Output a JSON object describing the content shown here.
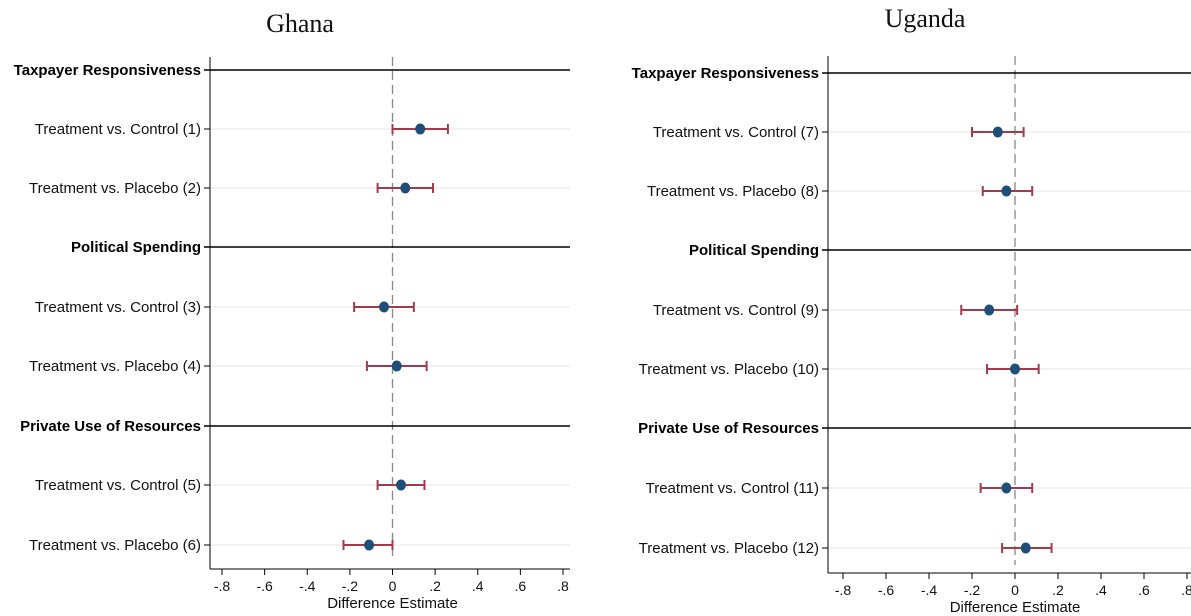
{
  "colors": {
    "marker": "#1f4e79",
    "ci": "#a33a4a",
    "grid": "#e6e6e6",
    "axis": "#000000",
    "zero": "#888888"
  },
  "chart_data": [
    {
      "type": "scatter",
      "title": "Ghana",
      "xlabel": "Difference Estimate",
      "xlim": [
        -0.8,
        0.8
      ],
      "xticks": [
        "-.8",
        "-.6",
        "-.4",
        "-.2",
        "0",
        ".2",
        ".4",
        ".6",
        ".8"
      ],
      "groups": [
        {
          "header": "Taxpayer Responsiveness",
          "rows": [
            {
              "label": "Treatment vs. Control (1)",
              "estimate": 0.13,
              "ci": [
                0.0,
                0.26
              ]
            },
            {
              "label": "Treatment vs. Placebo (2)",
              "estimate": 0.06,
              "ci": [
                -0.07,
                0.19
              ]
            }
          ]
        },
        {
          "header": "Political Spending",
          "rows": [
            {
              "label": "Treatment vs. Control (3)",
              "estimate": -0.04,
              "ci": [
                -0.18,
                0.1
              ]
            },
            {
              "label": "Treatment vs. Placebo (4)",
              "estimate": 0.02,
              "ci": [
                -0.12,
                0.16
              ]
            }
          ]
        },
        {
          "header": "Private Use of Resources",
          "rows": [
            {
              "label": "Treatment vs. Control (5)",
              "estimate": 0.04,
              "ci": [
                -0.07,
                0.15
              ]
            },
            {
              "label": "Treatment vs. Placebo (6)",
              "estimate": -0.11,
              "ci": [
                -0.23,
                0.0
              ]
            }
          ]
        }
      ]
    },
    {
      "type": "scatter",
      "title": "Uganda",
      "xlabel": "Difference Estimate",
      "xlim": [
        -0.8,
        0.8
      ],
      "xticks": [
        "-.8",
        "-.6",
        "-.4",
        "-.2",
        "0",
        ".2",
        ".4",
        ".6",
        ".8"
      ],
      "groups": [
        {
          "header": "Taxpayer Responsiveness",
          "rows": [
            {
              "label": "Treatment vs. Control (7)",
              "estimate": -0.08,
              "ci": [
                -0.2,
                0.04
              ]
            },
            {
              "label": "Treatment vs. Placebo (8)",
              "estimate": -0.04,
              "ci": [
                -0.15,
                0.08
              ]
            }
          ]
        },
        {
          "header": "Political Spending",
          "rows": [
            {
              "label": "Treatment vs. Control (9)",
              "estimate": -0.12,
              "ci": [
                -0.25,
                0.01
              ]
            },
            {
              "label": "Treatment vs. Placebo (10)",
              "estimate": 0.0,
              "ci": [
                -0.13,
                0.11
              ]
            }
          ]
        },
        {
          "header": "Private Use of Resources",
          "rows": [
            {
              "label": "Treatment vs. Control (11)",
              "estimate": -0.04,
              "ci": [
                -0.16,
                0.08
              ]
            },
            {
              "label": "Treatment vs. Placebo (12)",
              "estimate": 0.05,
              "ci": [
                -0.06,
                0.17
              ]
            }
          ]
        }
      ]
    }
  ]
}
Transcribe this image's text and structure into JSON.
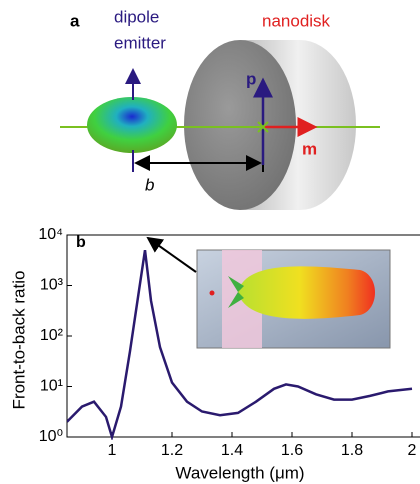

-=-=-=-=-

List the lines of the entries that include "JSON".

Output a JSON object describing the content shown here.
Transcribe this image's text and structure into JSON.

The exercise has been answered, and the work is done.